-- Data to use --
──────────────────────────────

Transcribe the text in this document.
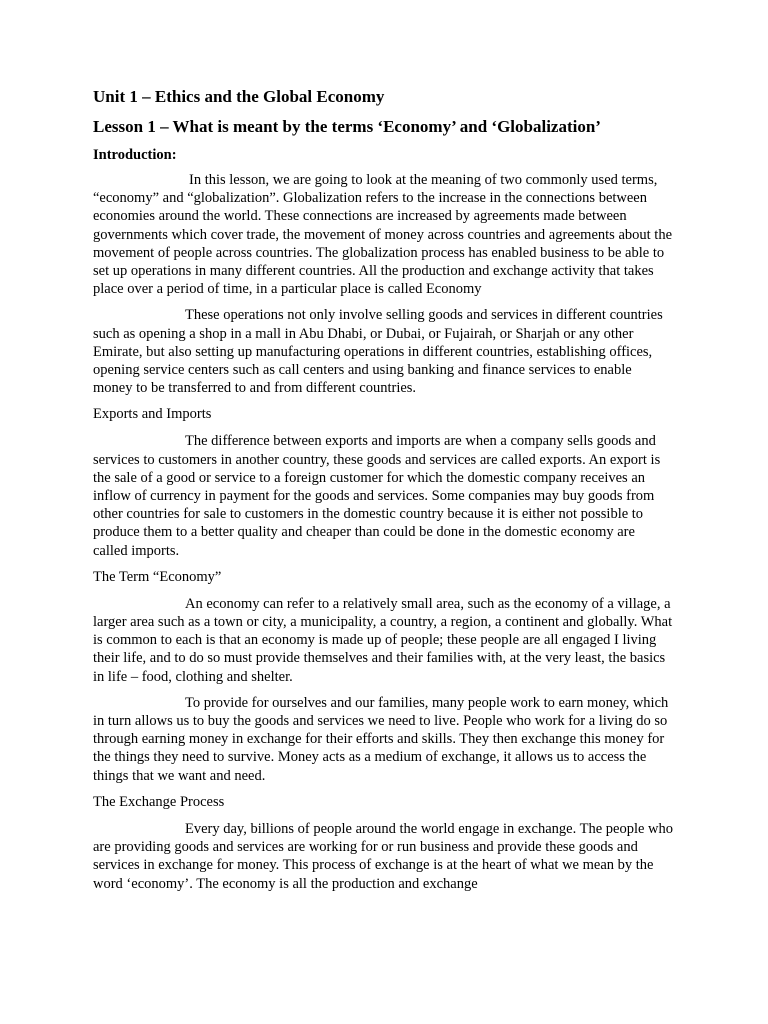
Unit 1 – Ethics and the Global Economy
Lesson 1 – What is meant by the terms ‘Economy’ and ‘Globalization’
Introduction:

In this lesson, we are going to look at the meaning of two commonly used terms, “economy” and “globalization”. Globalization refers to the increase in the connections between economies around the world. These connections are increased by agreements made between governments which cover trade, the movement of money across countries and agreements about the movement of people across countries. The globalization process has enabled business to be able to set up operations in many different countries. All the production and exchange activity that takes place over a period of time, in a particular place is called Economy

These operations not only involve selling goods and services in different countries such as opening a shop in a mall in Abu Dhabi, or Dubai, or Fujairah, or Sharjah or any other Emirate, but also setting up manufacturing operations in different countries, establishing offices, opening service centers such as call centers and using banking and finance services to enable money to be transferred to and from different countries.

Exports and Imports

The difference between exports and imports are when a company sells goods and services to customers in another country, these goods and services are called exports. An export is the sale of a good or service to a foreign customer for which the domestic company receives an inflow of currency in payment for the goods and services. Some companies may buy goods from other countries for sale to customers in the domestic country because it is either not possible to produce them to a better quality and cheaper than could be done in the domestic economy are called imports.

The Term “Economy”

An economy can refer to a relatively small area, such as the economy of a village, a larger area such as a town or city, a municipality, a country, a region, a continent and globally. What is common to each is that an economy is made up of people; these people are all engaged I living their life, and to do so must provide themselves and their families with, at the very least, the basics in life – food, clothing and shelter.

To provide for ourselves and our families, many people work to earn money, which in turn allows us to buy the goods and services we need to live. People who work for a living do so through earning money in exchange for their efforts and skills. They then exchange this money for the things they need to survive. Money acts as a medium of exchange, it allows us to access the things that we want and need.

The Exchange Process

Every day, billions of people around the world engage in exchange. The people who are providing goods and services are working for or run business and provide these goods and services in exchange for money. This process of exchange is at the heart of what we mean by the word ‘economy’. The economy is all the production and exchange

──────────────────────────────

-- Exercise goal --
Each line in the listing above that contains "made" should be copied.

-- The response --
In this lesson, we are going to look at the meaning of two commonly used terms, “economy” and “globalization”. Globalization refers to the increase in the connections between economies around the world. These connections are increased by agreements made between governments which cover trade, the movement of money across countries and agreements about the movement of people across countries. The globalization process has enabled business to be able to set up operations in many different countries. All the production and exchange activity that takes place over a period of time, in a particular place is called Economy
An economy can refer to a relatively small area, such as the economy of a village, a larger area such as a town or city, a municipality, a country, a region, a continent and globally. What is common to each is that an economy is made up of people; these people are all engaged I living their life, and to do so must provide themselves and their families with, at the very least, the basics in life – food, clothing and shelter.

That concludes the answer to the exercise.